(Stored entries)

** begin **

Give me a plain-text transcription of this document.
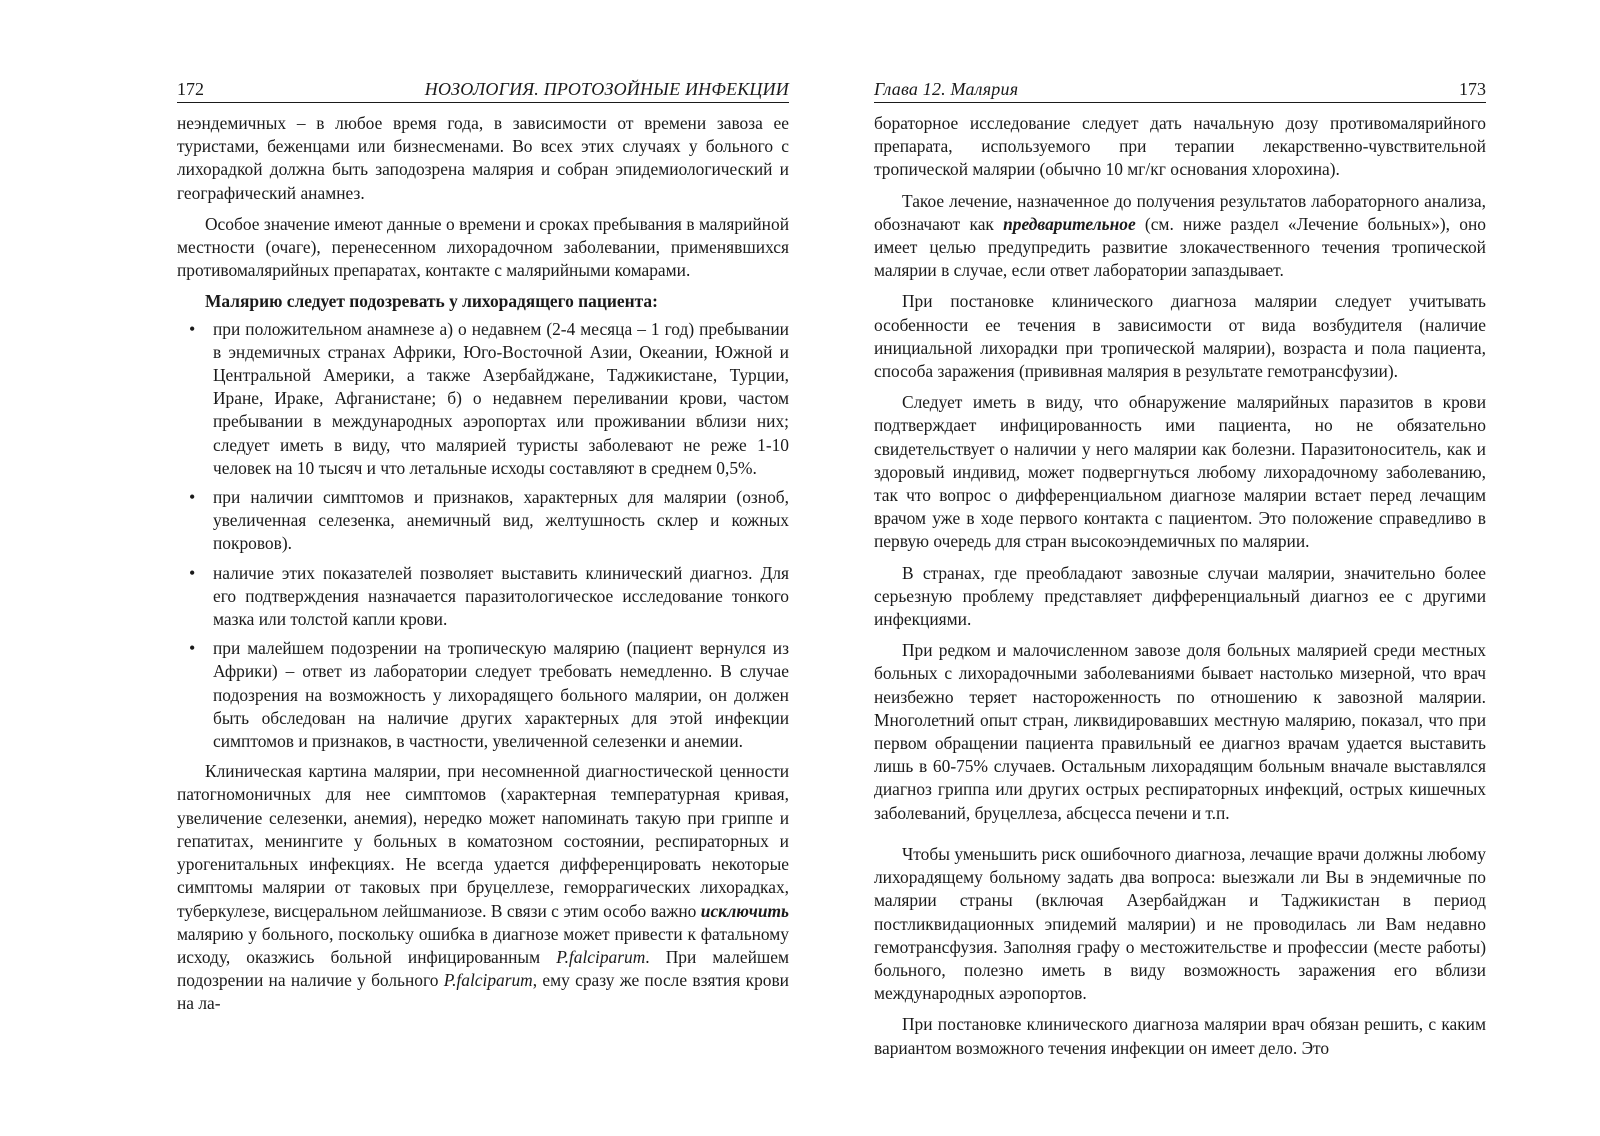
172	НОЗОЛОГИЯ. ПРОТОЗОЙНЫЕ ИНФЕКЦИИ

неэндемичных – в любое время года, в зависимости от времени завоза ее туристами, беженцами или бизнесменами. Во всех этих случаях у больного с лихорадкой должна быть заподозрена малярия и собран эпидемиологический и географический анамнез.

Особое значение имеют данные о времени и сроках пребывания в малярийной местности (очаге), перенесенном лихорадочном заболевании, применявшихся противомалярийных препаратах, контакте с малярийными комарами.

Малярию следует подозревать у лихорадящего пациента:

• при положительном анамнезе а) о недавнем (2-4 месяца – 1 год) пребывании в эндемичных странах Африки, Юго-Восточной Азии, Океании, Южной и Центральной Америки, а также Азербайджане, Таджикистане, Турции, Иране, Ираке, Афганистане; б) о недавнем переливании крови, частом пребывании в международных аэропортах или проживании вблизи них; следует иметь в виду, что малярией туристы заболевают не реже 1-10 человек на 10 тысяч и что летальные исходы составляют в среднем 0,5%.
• при наличии симптомов и признаков, характерных для малярии (озноб, увеличенная селезенка, анемичный вид, желтушность склер и кожных покровов).
• наличие этих показателей позволяет выставить клинический диагноз. Для его подтверждения назначается паразитологическое исследование тонкого мазка или толстой капли крови.
• при малейшем подозрении на тропическую малярию (пациент вернулся из Африки) – ответ из лаборатории следует требовать немедленно. В случае подозрения на возможность у лихорадящего больного малярии, он должен быть обследован на наличие других характерных для этой инфекции симптомов и признаков, в частности, увеличенной селезенки и анемии.

Клиническая картина малярии, при несомненной диагностической ценности патогномоничных для нее симптомов (характерная температурная кривая, увеличение селезенки, анемия), нередко может напоминать такую при гриппе и гепатитах, менингите у больных в коматозном состоянии, респираторных и урогенитальных инфекциях. Не всегда удается дифференцировать некоторые симптомы малярии от таковых при бруцеллезе, геморрагических лихорадках, туберкулезе, висцеральном лейшманиозе. В связи с этим особо важно исключить малярию у больного, поскольку ошибка в диагнозе может привести к фатальному исходу, оказжись больной инфицированным P.falciparum. При малейшем подозрении на наличие у больного P.falciparum, ему сразу же после взятия крови на ла-

Глава 12. Малярия	173

бораторное исследование следует дать начальную дозу противомалярийного препарата, используемого при терапии лекарственно-чувствительной тропической малярии (обычно 10 мг/кг основания хлорохина).

Такое лечение, назначенное до получения результатов лабораторного анализа, обозначают как предварительное (см. ниже раздел «Лечение больных»), оно имеет целью предупредить развитие злокачественного течения тропической малярии в случае, если ответ лаборатории запаздывает.

При постановке клинического диагноза малярии следует учитывать особенности ее течения в зависимости от вида возбудителя (наличие инициальной лихорадки при тропической малярии), возраста и пола пациента, способа заражения (прививная малярия в результате гемотрансфузии).

Следует иметь в виду, что обнаружение малярийных паразитов в крови подтверждает инфицированность ими пациента, но не обязательно свидетельствует о наличии у него малярии как болезни. Паразитоноситель, как и здоровый индивид, может подвергнуться любому лихорадочному заболеванию, так что вопрос о дифференциальном диагнозе малярии встает перед лечащим врачом уже в ходе первого контакта с пациентом. Это положение справедливо в первую очередь для стран высокоэндемичных по малярии.

В странах, где преобладают завозные случаи малярии, значительно более серьезную проблему представляет дифференциальный диагноз ее с другими инфекциями.

При редком и малочисленном завозе доля больных малярией среди местных больных с лихорадочными заболеваниями бывает настолько мизерной, что врач неизбежно теряет настороженность по отношению к завозной малярии. Многолетний опыт стран, ликвидировавших местную малярию, показал, что при первом обращении пациента правильный ее диагноз врачам удается выставить лишь в 60-75% случаев. Остальным лихорадящим больным вначале выставлялся диагноз гриппа или других острых респираторных инфекций, острых кишечных заболеваний, бруцеллеза, абсцесса печени и т.п.

Чтобы уменьшить риск ошибочного диагноза, лечащие врачи должны любому лихорадящему больному задать два вопроса: выезжали ли Вы в эндемичные по малярии страны (включая Азербайджан и Таджикистан в период постликвидационных эпидемий малярии) и не проводилась ли Вам недавно гемотрансфузия. Заполняя графу о местожительстве и профессии (месте работы) больного, полезно иметь в виду возможность заражения его вблизи международных аэропортов.

При постановке клинического диагноза малярии врач обязан решить, с каким вариантом возможного течения инфекции он имеет дело. Это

** end **

- [Short exercise] Copy out all lines above that include the string "постановке".

- [Written solution]
При постановке клинического диагноза малярии следует учитывать особенности ее течения в зависимости от вида возбудителя (наличие инициальной лихорадки при тропической малярии), возраста и пола пациента, способа заражения (прививная малярия в результате гемотрансфузии).
При постановке клинического диагноза малярии врач обязан решить, с каким вариантом возможного течения инфекции он имеет дело. Это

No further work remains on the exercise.